Data listing:
◆ ◆ ◆ ◆

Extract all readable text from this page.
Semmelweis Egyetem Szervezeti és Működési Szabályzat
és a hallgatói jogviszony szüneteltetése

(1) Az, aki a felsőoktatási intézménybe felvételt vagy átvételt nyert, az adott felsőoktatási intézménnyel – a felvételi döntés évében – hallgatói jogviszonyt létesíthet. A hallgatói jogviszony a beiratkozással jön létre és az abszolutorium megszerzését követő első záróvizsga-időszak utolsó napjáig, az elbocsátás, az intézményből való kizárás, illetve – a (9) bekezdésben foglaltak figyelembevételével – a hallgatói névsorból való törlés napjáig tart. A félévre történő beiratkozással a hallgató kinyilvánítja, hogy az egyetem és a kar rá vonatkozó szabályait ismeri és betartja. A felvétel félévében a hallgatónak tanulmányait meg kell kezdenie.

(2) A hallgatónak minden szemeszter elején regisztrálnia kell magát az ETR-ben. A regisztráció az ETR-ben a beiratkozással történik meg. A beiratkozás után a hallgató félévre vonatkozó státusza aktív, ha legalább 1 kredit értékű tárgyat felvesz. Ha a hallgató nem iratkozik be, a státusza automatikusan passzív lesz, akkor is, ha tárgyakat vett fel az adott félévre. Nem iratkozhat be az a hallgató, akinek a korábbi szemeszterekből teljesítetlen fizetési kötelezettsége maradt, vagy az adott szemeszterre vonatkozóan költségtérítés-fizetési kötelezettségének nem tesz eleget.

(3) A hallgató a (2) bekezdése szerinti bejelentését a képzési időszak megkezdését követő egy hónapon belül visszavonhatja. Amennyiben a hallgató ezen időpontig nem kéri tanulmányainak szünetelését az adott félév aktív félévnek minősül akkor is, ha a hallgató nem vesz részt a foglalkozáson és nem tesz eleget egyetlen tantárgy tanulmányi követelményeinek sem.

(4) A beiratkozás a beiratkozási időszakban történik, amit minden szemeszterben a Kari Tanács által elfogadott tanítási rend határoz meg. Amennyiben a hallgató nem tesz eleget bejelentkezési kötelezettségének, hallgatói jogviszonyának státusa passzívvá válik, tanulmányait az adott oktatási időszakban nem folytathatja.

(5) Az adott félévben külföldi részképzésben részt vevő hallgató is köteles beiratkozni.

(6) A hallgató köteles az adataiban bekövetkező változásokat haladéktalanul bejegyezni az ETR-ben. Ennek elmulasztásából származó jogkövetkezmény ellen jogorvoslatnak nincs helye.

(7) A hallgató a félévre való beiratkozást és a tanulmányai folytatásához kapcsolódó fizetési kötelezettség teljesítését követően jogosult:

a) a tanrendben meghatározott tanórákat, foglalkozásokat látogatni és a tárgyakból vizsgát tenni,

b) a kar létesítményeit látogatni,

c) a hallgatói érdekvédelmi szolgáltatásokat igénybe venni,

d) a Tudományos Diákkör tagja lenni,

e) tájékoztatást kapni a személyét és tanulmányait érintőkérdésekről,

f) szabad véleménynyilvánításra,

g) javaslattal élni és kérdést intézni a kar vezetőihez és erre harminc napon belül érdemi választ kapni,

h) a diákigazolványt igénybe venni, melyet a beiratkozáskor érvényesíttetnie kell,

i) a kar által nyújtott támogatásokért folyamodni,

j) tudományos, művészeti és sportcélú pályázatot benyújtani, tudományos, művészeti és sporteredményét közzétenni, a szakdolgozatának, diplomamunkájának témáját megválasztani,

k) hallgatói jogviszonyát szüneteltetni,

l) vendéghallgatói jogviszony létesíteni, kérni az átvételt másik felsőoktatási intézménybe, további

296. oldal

◆ ◆ ◆ ◆

### TASK DETAILS
Look through the entries above for the word "látogatni". Copy every line where it shows up.

### RESPONSE TO THE EXERCISE
a) a tanrendben meghatározott tanórákat, foglalkozásokat látogatni és a tárgyakból vizsgát tenni,
b) a kar létesítményeit látogatni,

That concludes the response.